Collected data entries
* START *

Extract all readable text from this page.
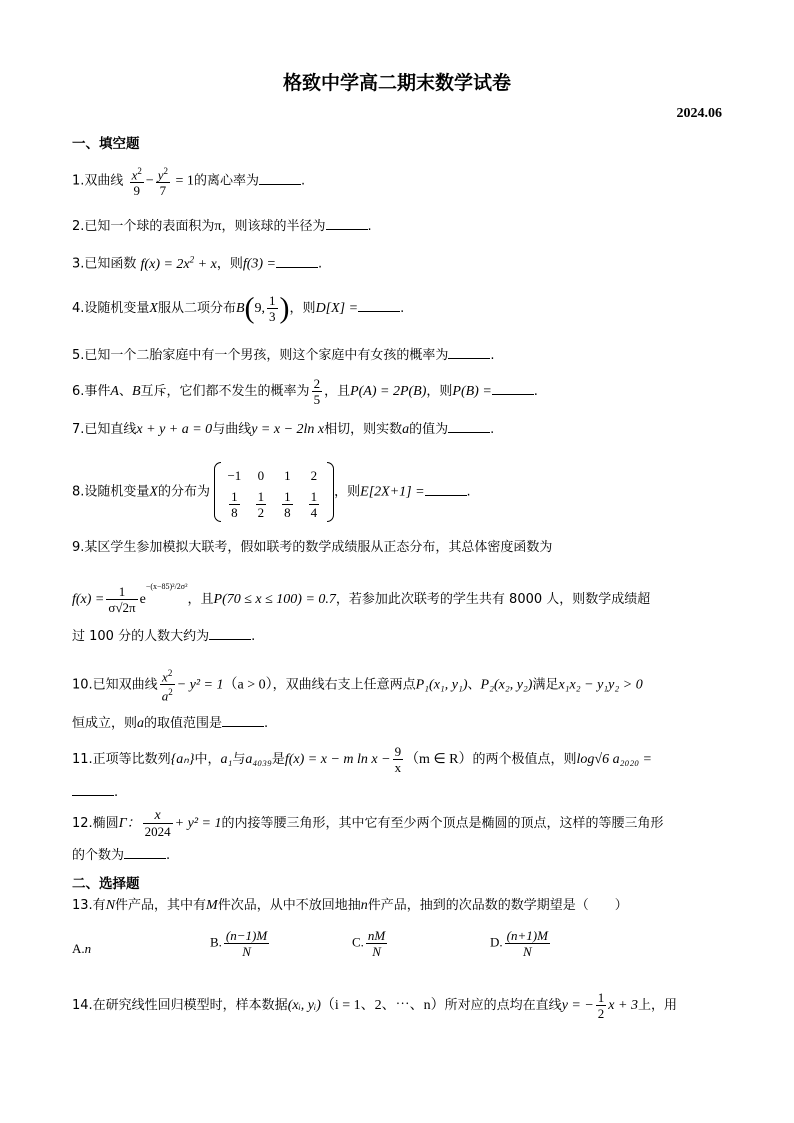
格致中学高二期末数学试卷
2024.06
一、填空题
1.双曲线 $\frac{x^2}{9} - \frac{y^2}{7} = 1$的离心率为	.
2.已知一个球的表面积为π，则该球的半径为	.
3.已知函数 $f(x) = 2x^2 + x$，则f(3) =	.
4.设随机变量X服从二项分布B(9, $\frac{1}{3}$ )，则D[X] =	.
5.已知一个二胎家庭中有一个男孩，则这个家庭中有女孩的概率为	.
6.事件A、B互斥，它们都不发生的概率为 $\frac{2}{5}$ ，且P(A) = 2P(B)，则P(B) =	.
7.已知直线x + y + a = 0与曲线y = x − 2ln x相切，则实数a的值为	.
8.设随机变量X的分布为
−1	0	1	2

$\frac{1}{8}$	$\frac{1}{2}$	$\frac{1}{8}$	$\frac{1}{4}$ ，则E[2X+1] =	.
9.某区学生参加模拟大联考，假如联考的数学成绩服从正态分布，其总体密度函数为
$f(x) = \frac{1}{\sigma√2\pi} e^{-(x-85)^2/2\sigma^2}$，且P(70 ≤ x ≤ 100) = 0.7，若参加此次联考的学生共有 8000 人，则数学成绩超
过 100 分的人数大约为	.
10.已知双曲线 $\frac{x^2}{a^2} - y^2 = 1(a > 0)$，双曲线右支上任意两点P₁(x₁, y₁)、P₂(x₂, y₂)满足x₁x₂ − y₁y₂ > 0
恒成立，则a的取值范围是	.
11.正项等比数列{aₙ}中，a₁与a₄₀₃₉是f(x) = x − m $\ln x - \frac{9}{x} (m$ ∈ R）的两个极值点，则log√6 a₂₀₂₀ =
.
12.椭圆Γ： $\frac{x}{2024} + y^2 = 1$的内接等腰三角形，其中它有至少两个顶点是椭圆的顶点，这样的等腰三角形
的个数为	.
二、选择题
13.有N件产品，其中有M件次品，从中不放回地抽n件产品，抽到的次品数的数学期望是（　　）
A.n	B. $\frac{(n-1)M}{N}$	C. $\frac{nM}{N}$	D. $\frac{(n+1)M}{N}$
14.在研究线性回归模型时，样本数据(xᵢ, yᵢ)（i = 1、2、⋯、n）所对应的点均在直线y = − $\frac{1}{2}$ x + 3上，用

* END *

> _TASK PROMPT_
Using the records above, list each line that includes "frac".

> _ANSWER TO THE EXERCISE_
1.双曲线 $\frac{x^2}{9} - \frac{y^2}{7} = 1$的离心率为	.
4.设随机变量X服从二项分布B(9, $\frac{1}{3}$ )，则D[X] =	.
6.事件A、B互斥，它们都不发生的概率为 $\frac{2}{5}$ ，且P(A) = 2P(B)，则P(B) =	.
$\frac{1}{8}$	$\frac{1}{2}$	$\frac{1}{8}$	$\frac{1}{4}$ ，则E[2X+1] =	.
$f(x) = \frac{1}{\sigma√2\pi} e^{-(x-85)^2/2\sigma^2}$，且P(70 ≤ x ≤ 100) = 0.7，若参加此次联考的学生共有 8000 人，则数学成绩超
10.已知双曲线 $\frac{x^2}{a^2} - y^2 = 1(a > 0)$，双曲线右支上任意两点P₁(x₁, y₁)、P₂(x₂, y₂)满足x₁x₂ − y₁y₂ > 0
11.正项等比数列{aₙ}中，a₁与a₄₀₃₉是f(x) = x − m $\ln x - \frac{9}{x} (m$ ∈ R）的两个极值点，则log√6 a₂₀₂₀ =
12.椭圆Γ： $\frac{x}{2024} + y^2 = 1$的内接等腰三角形，其中它有至少两个顶点是椭圆的顶点，这样的等腰三角形
A.n	B. $\frac{(n-1)M}{N}$	C. $\frac{nM}{N}$	D. $\frac{(n+1)M}{N}$
14.在研究线性回归模型时，样本数据(xᵢ, yᵢ)（i = 1、2、⋯、n）所对应的点均在直线y = − $\frac{1}{2}$ x + 3上，用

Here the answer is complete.